YOUR TASK: Copy out the items word for word, from the line with "plot-frame [94,46,549,423]" to the line with "legend-label-raptors: American Raptors", counting both of those lines.

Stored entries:

++++++

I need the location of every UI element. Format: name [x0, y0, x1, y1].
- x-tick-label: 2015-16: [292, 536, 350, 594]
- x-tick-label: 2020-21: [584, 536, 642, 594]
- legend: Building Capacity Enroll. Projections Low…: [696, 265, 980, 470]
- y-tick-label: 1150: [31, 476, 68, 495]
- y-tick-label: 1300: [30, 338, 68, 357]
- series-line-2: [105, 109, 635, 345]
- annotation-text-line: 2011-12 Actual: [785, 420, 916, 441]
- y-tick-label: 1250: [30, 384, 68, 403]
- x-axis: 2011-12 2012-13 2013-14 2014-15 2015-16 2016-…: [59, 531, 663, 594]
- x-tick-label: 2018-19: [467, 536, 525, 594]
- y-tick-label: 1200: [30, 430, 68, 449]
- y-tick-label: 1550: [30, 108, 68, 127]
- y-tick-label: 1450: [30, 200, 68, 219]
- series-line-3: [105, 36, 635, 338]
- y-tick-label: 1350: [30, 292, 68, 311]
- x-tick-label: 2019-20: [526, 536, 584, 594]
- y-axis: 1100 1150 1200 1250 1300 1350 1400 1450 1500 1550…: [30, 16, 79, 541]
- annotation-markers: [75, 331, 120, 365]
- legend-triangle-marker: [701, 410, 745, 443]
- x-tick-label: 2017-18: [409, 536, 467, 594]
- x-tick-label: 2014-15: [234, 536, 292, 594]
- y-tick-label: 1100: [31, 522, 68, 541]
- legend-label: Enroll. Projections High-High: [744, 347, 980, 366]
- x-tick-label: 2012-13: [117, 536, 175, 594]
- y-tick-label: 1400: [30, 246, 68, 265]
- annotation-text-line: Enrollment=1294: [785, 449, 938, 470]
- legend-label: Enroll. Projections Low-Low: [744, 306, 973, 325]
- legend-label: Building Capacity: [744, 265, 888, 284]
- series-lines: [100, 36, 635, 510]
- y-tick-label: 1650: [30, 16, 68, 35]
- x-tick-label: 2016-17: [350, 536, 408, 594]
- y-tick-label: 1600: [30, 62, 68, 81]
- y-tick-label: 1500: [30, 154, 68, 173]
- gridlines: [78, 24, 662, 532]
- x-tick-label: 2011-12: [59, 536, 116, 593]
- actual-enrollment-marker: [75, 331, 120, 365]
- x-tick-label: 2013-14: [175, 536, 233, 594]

++++++

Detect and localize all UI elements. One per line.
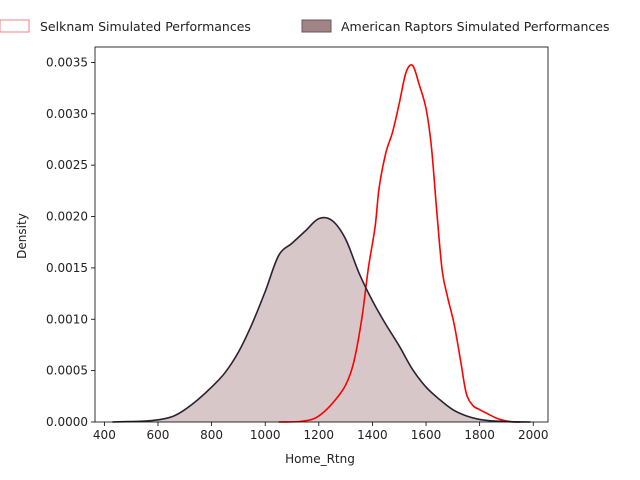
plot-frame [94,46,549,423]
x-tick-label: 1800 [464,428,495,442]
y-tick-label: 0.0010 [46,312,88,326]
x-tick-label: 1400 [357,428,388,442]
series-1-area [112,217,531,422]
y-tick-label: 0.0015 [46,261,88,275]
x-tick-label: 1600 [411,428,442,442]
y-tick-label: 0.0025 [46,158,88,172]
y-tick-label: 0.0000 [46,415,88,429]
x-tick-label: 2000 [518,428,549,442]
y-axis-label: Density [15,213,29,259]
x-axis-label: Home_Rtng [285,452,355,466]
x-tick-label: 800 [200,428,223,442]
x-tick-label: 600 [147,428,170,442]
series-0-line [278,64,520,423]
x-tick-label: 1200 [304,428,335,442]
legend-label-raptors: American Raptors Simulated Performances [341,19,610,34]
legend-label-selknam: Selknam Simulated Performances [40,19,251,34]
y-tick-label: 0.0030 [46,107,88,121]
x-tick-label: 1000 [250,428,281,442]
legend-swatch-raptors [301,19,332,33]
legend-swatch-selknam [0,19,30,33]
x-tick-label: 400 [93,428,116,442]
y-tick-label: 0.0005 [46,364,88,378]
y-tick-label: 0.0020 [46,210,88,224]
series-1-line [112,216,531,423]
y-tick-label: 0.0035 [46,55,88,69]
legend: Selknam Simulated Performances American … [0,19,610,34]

++++++

FINISHED TASK:
plot-frame [94,46,549,423]
x-tick-label: 1800 [464,428,495,442]
y-tick-label: 0.0010 [46,312,88,326]
x-tick-label: 1400 [357,428,388,442]
series-1-area [112,217,531,422]
y-tick-label: 0.0015 [46,261,88,275]
x-tick-label: 1600 [411,428,442,442]
y-tick-label: 0.0025 [46,158,88,172]
y-tick-label: 0.0000 [46,415,88,429]
x-tick-label: 2000 [518,428,549,442]
y-axis-label: Density [15,213,29,259]
x-axis-label: Home_Rtng [285,452,355,466]
x-tick-label: 800 [200,428,223,442]
x-tick-label: 600 [147,428,170,442]
series-0-line [278,64,520,423]
x-tick-label: 1200 [304,428,335,442]
legend-label-raptors: American Raptors Simulated Performances [341,19,610,34]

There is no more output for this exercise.